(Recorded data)
______________________________

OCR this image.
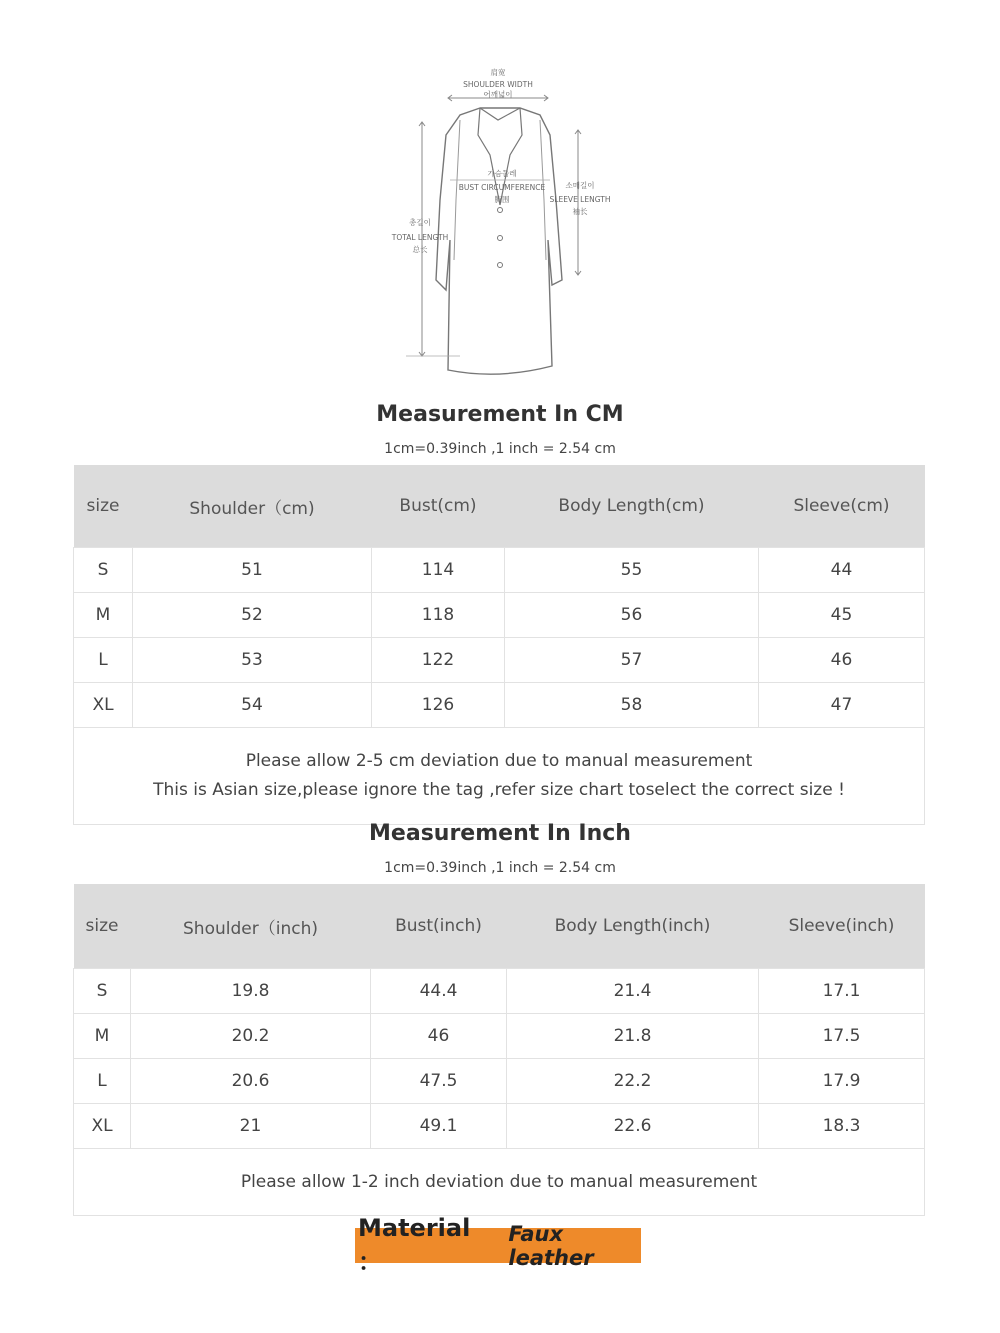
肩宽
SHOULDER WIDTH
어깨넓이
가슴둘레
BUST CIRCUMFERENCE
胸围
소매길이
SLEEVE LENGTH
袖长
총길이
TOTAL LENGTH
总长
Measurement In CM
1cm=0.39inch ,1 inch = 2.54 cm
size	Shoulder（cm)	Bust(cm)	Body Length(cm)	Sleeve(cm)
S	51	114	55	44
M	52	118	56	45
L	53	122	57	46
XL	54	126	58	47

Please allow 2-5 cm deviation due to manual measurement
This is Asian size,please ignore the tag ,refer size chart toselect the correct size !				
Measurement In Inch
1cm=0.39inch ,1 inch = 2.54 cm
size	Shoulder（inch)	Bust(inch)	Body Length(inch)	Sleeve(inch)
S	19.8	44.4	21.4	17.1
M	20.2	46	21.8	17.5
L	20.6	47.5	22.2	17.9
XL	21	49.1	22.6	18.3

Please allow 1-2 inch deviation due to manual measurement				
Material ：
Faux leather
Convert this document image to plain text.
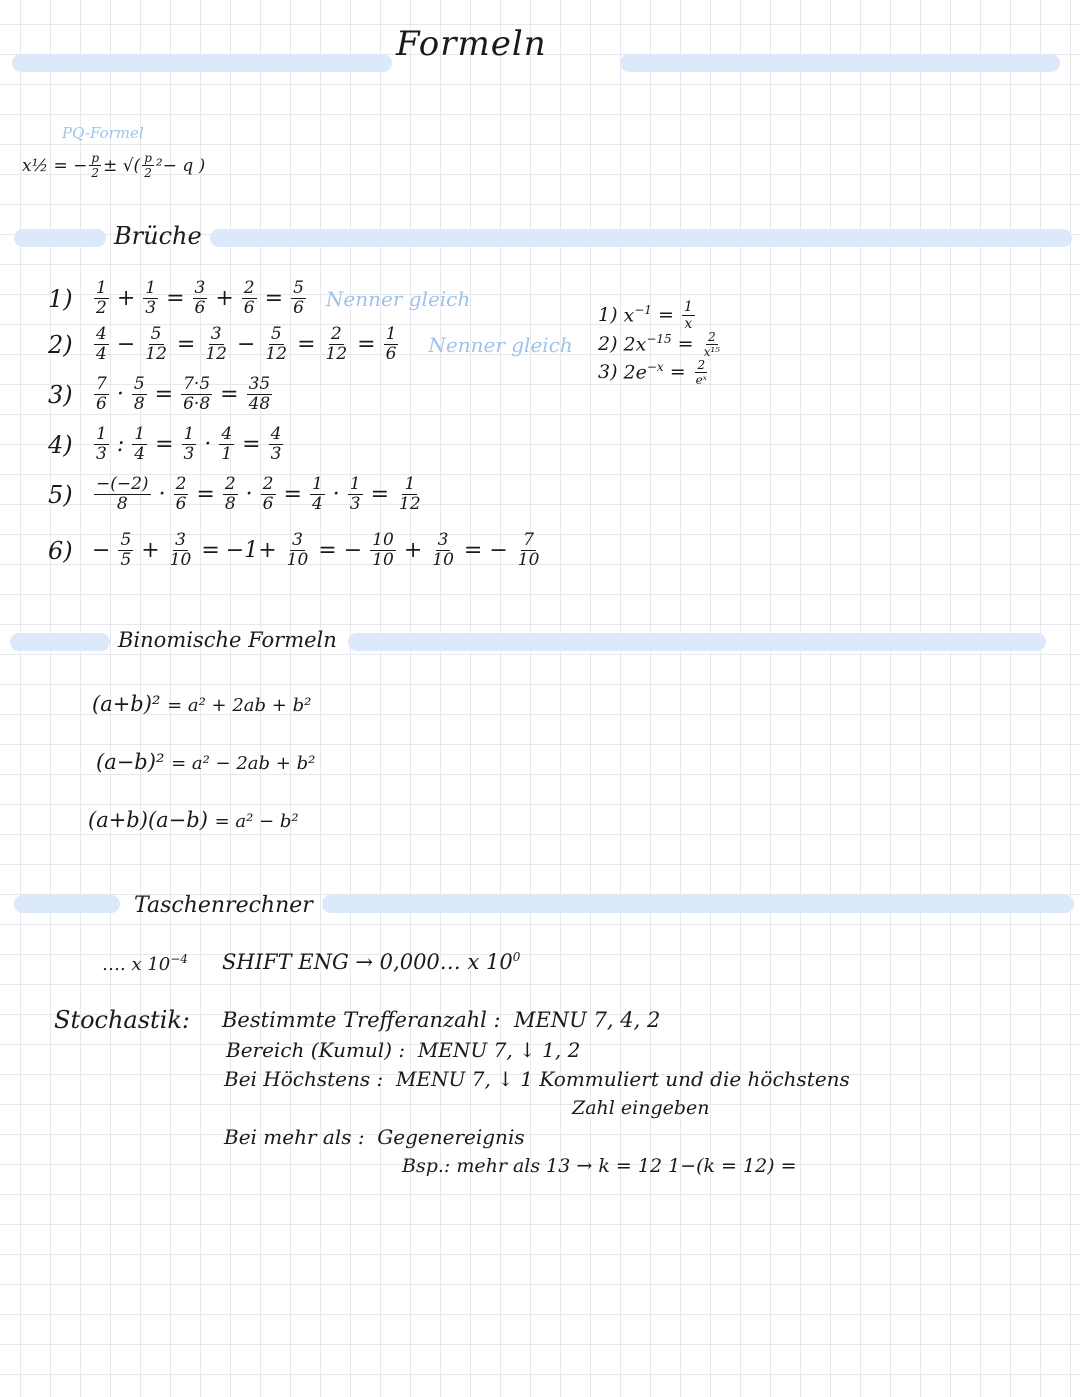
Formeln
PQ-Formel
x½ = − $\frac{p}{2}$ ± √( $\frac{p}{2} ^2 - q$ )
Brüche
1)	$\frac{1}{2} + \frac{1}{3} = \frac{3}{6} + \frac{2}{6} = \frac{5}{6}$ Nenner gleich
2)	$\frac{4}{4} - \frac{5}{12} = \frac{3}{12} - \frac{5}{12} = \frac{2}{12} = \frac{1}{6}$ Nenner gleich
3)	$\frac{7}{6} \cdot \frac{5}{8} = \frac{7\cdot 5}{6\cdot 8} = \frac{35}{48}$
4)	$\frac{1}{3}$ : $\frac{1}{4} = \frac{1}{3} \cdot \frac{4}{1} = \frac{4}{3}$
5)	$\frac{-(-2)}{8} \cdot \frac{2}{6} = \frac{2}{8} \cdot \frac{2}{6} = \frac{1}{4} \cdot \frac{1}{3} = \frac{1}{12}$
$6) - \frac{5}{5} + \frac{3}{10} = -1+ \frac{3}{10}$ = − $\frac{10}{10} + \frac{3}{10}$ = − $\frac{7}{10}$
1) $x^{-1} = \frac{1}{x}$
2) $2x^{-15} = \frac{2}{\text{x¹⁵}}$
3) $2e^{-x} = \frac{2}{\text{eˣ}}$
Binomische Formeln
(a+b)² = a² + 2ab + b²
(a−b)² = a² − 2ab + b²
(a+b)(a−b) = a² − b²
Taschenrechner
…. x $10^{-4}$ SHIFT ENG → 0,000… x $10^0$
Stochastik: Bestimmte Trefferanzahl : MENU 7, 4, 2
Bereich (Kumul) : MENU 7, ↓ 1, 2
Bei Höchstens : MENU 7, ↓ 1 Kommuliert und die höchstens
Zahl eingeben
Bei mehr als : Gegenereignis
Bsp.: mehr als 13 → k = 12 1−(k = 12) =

______________________________

Requirements:
Set every line down exactly as written, leaving each picture out.

Result of this task:
OCR this image.
肩宽
SHOULDER WIDTH
어깨넓이
가슴둘레
BUST CIRCUMFERENCE
胸围
소매길이
SLEEVE LENGTH
袖长
총길이
TOTAL LENGTH
总长
Measurement In CM
1cm=0.39inch ,1 inch = 2.54 cm
size	Shoulder（cm)	Bust(cm)	Body Length(cm)	Sleeve(cm)
S	51	114	55	44
M	52	118	56	45
L	53	122	57	46
XL	54	126	58	47

Please allow 2-5 cm deviation due to manual measurement
This is Asian size,please ignore the tag ,refer size chart toselect the correct size !				
Measurement In Inch
1cm=0.39inch ,1 inch = 2.54 cm
size	Shoulder（inch)	Bust(inch)	Body Length(inch)	Sleeve(inch)
S	19.8	44.4	21.4	17.1
M	20.2	46	21.8	17.5
L	20.6	47.5	22.2	17.9
XL	21	49.1	22.6	18.3

Please allow 1-2 inch deviation due to manual measurement				
Material ：
Faux leather
Convert this document image to plain text.
Formeln
PQ-Formel
x½ = − $\frac{p}{2}$ ± √( $\frac{p}{2} ^2 - q$ )
Brüche
1)	$\frac{1}{2} + \frac{1}{3} = \frac{3}{6} + \frac{2}{6} = \frac{5}{6}$ Nenner gleich
2)	$\frac{4}{4} - \frac{5}{12} = \frac{3}{12} - \frac{5}{12} = \frac{2}{12} = \frac{1}{6}$ Nenner gleich
3)	$\frac{7}{6} \cdot \frac{5}{8} = \frac{7\cdot 5}{6\cdot 8} = \frac{35}{48}$
4)	$\frac{1}{3}$ : $\frac{1}{4} = \frac{1}{3} \cdot \frac{4}{1} = \frac{4}{3}$
5)	$\frac{-(-2)}{8} \cdot \frac{2}{6} = \frac{2}{8} \cdot \frac{2}{6} = \frac{1}{4} \cdot \frac{1}{3} = \frac{1}{12}$
$6) - \frac{5}{5} + \frac{3}{10} = -1+ \frac{3}{10}$ = − $\frac{10}{10} + \frac{3}{10}$ = − $\frac{7}{10}$
1) $x^{-1} = \frac{1}{x}$
2) $2x^{-15} = \frac{2}{\text{x¹⁵}}$
3) $2e^{-x} = \frac{2}{\text{eˣ}}$
Binomische Formeln
(a+b)² = a² + 2ab + b²
(a−b)² = a² − 2ab + b²
(a+b)(a−b) = a² − b²
Taschenrechner
…. x $10^{-4}$ SHIFT ENG → 0,000… x $10^0$
Stochastik: Bestimmte Trefferanzahl : MENU 7, 4, 2
Bereich (Kumul) : MENU 7, ↓ 1, 2
Bei Höchstens : MENU 7, ↓ 1 Kommuliert und die höchstens
Zahl eingeben
Bei mehr als : Gegenereignis
Bsp.: mehr als 13 → k = 12 1−(k = 12) =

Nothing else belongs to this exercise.